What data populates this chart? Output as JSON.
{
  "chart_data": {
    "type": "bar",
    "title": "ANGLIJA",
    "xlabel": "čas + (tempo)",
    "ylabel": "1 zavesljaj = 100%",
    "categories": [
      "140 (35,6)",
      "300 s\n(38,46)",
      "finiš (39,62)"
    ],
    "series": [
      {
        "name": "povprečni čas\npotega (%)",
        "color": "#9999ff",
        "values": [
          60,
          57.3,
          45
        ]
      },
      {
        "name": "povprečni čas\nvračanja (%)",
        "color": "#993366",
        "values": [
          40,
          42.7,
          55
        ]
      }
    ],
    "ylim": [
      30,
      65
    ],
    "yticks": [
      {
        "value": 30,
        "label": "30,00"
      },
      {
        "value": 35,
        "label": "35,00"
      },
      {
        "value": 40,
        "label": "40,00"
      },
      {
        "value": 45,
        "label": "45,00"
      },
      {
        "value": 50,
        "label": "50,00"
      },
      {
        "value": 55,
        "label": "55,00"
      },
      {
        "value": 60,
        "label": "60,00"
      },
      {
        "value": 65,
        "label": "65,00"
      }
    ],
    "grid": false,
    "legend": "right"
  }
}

* [To be done]
Copy out each line exactly.

* [Complete output]
What data populates this chart? Output as JSON.
{
  "chart_data": {
    "type": "bar",
    "title": "ANGLIJA",
    "xlabel": "čas + (tempo)",
    "ylabel": "1 zavesljaj = 100%",
    "categories": [
      "140 (35,6)",
      "300 s\n(38,46)",
      "finiš (39,62)"
    ],
    "series": [
      {
        "name": "povprečni čas\npotega (%)",
        "color": "#9999ff",
        "values": [
          60,
          57.3,
          45
        ]
      },
      {
        "name": "povprečni čas\nvračanja (%)",
        "color": "#993366",
        "values": [
          40,
          42.7,
          55
        ]
      }
    ],
    "ylim": [
      30,
      65
    ],
    "yticks": [
      {
        "value": 30,
        "label": "30,00"
      },
      {
        "value": 35,
        "label": "35,00"
      },
      {
        "value": 40,
        "label": "40,00"
      },
      {
        "value": 45,
        "label": "45,00"
      },
      {
        "value": 50,
        "label": "50,00"
      },
      {
        "value": 55,
        "label": "55,00"
      },
      {
        "value": 60,
        "label": "60,00"
      },
      {
        "value": 65,
        "label": "65,00"
      }
    ],
    "grid": false,
    "legend": "right"
  }
}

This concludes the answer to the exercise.